> [Materials provided]:
Start of Block

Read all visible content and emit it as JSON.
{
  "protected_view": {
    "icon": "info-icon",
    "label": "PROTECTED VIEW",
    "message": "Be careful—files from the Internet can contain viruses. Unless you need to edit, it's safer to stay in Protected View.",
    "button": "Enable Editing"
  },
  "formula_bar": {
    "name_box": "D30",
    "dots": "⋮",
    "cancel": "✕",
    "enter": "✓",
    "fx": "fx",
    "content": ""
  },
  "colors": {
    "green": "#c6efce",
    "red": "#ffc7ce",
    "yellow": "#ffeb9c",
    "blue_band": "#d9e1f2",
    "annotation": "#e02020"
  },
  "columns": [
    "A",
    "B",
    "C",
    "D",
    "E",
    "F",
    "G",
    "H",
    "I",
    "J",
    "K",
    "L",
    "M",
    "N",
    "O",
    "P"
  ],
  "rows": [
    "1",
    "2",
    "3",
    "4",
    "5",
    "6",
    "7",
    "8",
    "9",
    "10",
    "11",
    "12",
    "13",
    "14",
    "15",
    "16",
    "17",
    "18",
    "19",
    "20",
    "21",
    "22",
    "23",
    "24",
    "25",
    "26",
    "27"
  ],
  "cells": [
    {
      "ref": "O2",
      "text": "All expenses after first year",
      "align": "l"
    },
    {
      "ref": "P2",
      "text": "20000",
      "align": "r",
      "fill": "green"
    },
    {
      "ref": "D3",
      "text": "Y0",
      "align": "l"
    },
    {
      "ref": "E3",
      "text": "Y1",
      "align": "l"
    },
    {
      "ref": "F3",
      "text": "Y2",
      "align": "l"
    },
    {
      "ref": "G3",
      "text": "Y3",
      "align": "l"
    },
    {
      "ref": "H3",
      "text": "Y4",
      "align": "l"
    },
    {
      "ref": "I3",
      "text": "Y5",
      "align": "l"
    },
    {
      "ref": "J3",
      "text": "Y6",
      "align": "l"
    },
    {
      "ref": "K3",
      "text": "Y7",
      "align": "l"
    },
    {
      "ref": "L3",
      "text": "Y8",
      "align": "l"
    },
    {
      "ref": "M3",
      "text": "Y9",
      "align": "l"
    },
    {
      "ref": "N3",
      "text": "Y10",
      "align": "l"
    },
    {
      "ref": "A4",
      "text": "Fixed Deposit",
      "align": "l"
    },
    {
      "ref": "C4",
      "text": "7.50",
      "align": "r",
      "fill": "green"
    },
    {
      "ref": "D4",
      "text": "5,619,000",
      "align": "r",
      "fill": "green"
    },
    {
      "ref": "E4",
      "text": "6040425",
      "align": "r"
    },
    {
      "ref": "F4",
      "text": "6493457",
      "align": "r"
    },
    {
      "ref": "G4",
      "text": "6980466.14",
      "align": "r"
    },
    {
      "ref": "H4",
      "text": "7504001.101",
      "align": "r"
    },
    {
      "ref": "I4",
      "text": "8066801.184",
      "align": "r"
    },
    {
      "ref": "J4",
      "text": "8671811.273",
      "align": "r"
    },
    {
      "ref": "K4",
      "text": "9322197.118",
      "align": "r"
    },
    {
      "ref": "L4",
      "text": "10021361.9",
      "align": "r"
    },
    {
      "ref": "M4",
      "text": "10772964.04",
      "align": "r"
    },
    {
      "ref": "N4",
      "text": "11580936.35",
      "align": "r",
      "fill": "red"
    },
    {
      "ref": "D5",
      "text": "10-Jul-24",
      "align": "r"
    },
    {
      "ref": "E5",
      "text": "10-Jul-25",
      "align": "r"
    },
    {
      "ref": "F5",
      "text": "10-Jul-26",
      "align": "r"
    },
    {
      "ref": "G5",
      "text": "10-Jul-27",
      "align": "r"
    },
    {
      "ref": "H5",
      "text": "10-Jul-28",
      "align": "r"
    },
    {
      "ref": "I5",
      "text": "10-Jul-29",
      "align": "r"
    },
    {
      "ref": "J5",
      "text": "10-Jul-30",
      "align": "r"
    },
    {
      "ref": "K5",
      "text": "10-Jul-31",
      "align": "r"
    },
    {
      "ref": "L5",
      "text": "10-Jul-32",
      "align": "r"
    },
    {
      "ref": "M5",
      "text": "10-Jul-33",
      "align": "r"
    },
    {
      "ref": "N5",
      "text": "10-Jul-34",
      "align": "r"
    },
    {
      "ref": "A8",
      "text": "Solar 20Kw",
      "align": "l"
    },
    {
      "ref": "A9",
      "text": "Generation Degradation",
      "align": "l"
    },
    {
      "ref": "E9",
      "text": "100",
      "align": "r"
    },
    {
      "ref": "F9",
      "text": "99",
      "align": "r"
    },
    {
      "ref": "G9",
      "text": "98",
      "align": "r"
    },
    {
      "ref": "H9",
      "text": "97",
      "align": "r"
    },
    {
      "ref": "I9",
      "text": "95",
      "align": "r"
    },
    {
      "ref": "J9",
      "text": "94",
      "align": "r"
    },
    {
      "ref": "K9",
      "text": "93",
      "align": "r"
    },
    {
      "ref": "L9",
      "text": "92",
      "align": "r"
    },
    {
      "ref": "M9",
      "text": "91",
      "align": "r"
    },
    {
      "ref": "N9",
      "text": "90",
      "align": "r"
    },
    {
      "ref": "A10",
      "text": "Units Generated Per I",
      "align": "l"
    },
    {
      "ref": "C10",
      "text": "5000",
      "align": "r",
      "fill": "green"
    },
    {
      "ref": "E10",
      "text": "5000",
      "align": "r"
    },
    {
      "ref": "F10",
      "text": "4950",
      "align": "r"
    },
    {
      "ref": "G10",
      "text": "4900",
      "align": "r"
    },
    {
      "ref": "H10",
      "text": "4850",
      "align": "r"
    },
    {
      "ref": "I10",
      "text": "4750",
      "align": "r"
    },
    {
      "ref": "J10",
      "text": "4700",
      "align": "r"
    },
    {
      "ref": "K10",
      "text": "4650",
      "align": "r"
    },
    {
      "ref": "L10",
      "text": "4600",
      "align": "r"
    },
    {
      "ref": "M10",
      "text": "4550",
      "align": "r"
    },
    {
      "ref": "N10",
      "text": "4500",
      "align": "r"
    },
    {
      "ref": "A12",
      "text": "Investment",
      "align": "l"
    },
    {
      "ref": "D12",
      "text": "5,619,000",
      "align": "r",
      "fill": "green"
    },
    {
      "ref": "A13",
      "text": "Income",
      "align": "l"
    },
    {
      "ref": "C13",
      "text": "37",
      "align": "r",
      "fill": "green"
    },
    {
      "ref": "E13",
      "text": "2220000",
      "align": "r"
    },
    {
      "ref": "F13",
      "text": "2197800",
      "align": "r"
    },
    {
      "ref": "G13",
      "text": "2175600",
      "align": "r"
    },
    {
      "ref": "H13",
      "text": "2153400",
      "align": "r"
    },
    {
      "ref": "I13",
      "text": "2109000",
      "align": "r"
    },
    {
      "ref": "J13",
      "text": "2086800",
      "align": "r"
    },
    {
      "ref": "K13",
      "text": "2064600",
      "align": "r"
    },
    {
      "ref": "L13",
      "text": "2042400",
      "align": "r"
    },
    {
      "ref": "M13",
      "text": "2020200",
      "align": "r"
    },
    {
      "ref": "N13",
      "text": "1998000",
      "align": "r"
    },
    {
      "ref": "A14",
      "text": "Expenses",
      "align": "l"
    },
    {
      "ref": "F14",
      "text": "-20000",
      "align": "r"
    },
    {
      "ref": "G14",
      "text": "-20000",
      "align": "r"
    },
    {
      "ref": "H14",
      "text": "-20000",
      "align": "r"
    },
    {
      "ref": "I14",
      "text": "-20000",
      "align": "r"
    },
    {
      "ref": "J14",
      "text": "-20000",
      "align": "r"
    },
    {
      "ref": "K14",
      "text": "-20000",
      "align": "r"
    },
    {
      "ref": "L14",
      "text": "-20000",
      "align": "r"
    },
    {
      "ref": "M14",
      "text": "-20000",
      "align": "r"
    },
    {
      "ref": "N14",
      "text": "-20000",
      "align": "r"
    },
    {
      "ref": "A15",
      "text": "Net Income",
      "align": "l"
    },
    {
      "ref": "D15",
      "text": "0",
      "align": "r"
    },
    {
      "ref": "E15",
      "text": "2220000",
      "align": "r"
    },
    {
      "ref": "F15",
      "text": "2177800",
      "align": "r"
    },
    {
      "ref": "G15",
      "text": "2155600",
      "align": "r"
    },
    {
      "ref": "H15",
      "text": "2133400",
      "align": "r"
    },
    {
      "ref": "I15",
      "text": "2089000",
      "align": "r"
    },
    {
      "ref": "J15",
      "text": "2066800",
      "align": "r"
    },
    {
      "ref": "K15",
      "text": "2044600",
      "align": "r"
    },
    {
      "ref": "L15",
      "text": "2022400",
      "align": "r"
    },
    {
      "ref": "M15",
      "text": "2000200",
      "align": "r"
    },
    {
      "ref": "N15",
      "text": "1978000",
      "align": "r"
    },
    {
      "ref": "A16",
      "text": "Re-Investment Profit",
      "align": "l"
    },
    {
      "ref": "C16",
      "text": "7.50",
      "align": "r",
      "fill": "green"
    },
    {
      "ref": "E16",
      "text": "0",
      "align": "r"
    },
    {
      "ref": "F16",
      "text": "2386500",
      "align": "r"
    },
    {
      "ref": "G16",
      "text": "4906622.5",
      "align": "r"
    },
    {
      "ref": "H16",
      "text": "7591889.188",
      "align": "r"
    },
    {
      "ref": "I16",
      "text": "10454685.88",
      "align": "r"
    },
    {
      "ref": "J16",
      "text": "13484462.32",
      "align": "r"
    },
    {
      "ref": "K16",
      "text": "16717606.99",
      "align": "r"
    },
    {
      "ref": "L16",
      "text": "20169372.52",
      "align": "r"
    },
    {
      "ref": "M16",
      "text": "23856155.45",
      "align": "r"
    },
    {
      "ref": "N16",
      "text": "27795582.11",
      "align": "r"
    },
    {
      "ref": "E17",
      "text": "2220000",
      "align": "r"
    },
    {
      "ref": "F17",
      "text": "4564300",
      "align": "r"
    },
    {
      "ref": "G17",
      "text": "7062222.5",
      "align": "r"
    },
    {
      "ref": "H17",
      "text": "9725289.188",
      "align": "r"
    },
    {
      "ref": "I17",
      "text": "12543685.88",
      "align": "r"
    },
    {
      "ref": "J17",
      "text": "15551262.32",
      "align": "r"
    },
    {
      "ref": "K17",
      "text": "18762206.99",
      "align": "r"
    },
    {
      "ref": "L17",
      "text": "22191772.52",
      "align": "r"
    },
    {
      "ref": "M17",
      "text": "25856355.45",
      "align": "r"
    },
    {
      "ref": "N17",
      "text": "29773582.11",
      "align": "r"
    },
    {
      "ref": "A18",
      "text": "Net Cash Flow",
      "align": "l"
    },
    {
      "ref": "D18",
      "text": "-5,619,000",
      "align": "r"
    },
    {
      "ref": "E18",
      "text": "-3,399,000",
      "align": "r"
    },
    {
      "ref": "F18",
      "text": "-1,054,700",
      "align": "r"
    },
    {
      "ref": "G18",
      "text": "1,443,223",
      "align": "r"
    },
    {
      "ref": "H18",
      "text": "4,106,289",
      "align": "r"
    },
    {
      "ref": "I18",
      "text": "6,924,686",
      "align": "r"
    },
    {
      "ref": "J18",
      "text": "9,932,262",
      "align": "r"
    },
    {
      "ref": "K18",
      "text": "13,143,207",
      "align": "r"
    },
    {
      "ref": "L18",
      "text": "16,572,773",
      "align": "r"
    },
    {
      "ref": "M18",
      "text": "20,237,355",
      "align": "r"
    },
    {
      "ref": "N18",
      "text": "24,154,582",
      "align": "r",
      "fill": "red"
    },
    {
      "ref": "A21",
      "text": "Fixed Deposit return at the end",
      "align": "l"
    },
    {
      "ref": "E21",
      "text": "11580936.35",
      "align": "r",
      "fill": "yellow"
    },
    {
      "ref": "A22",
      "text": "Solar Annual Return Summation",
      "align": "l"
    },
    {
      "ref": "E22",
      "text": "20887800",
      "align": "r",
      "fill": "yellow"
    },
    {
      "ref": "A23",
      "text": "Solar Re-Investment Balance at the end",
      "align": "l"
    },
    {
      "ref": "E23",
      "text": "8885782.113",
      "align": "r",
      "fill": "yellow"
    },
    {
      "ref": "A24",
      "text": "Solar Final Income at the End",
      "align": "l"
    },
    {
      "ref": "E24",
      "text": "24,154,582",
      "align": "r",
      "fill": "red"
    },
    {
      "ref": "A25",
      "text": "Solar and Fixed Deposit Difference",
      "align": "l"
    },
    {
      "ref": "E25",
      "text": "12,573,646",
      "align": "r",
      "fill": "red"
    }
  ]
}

End of Block

> [Description of the task]:
Above are the records. Copy every line in them holding "Solar".

> [Solution to this exercise]:
      "text": "Solar 20Kw",
      "text": "Solar Annual Return Summation",
      "text": "Solar Re-Investment Balance at the end",
      "text": "Solar Final Income at the End",
      "text": "Solar and Fixed Deposit Difference",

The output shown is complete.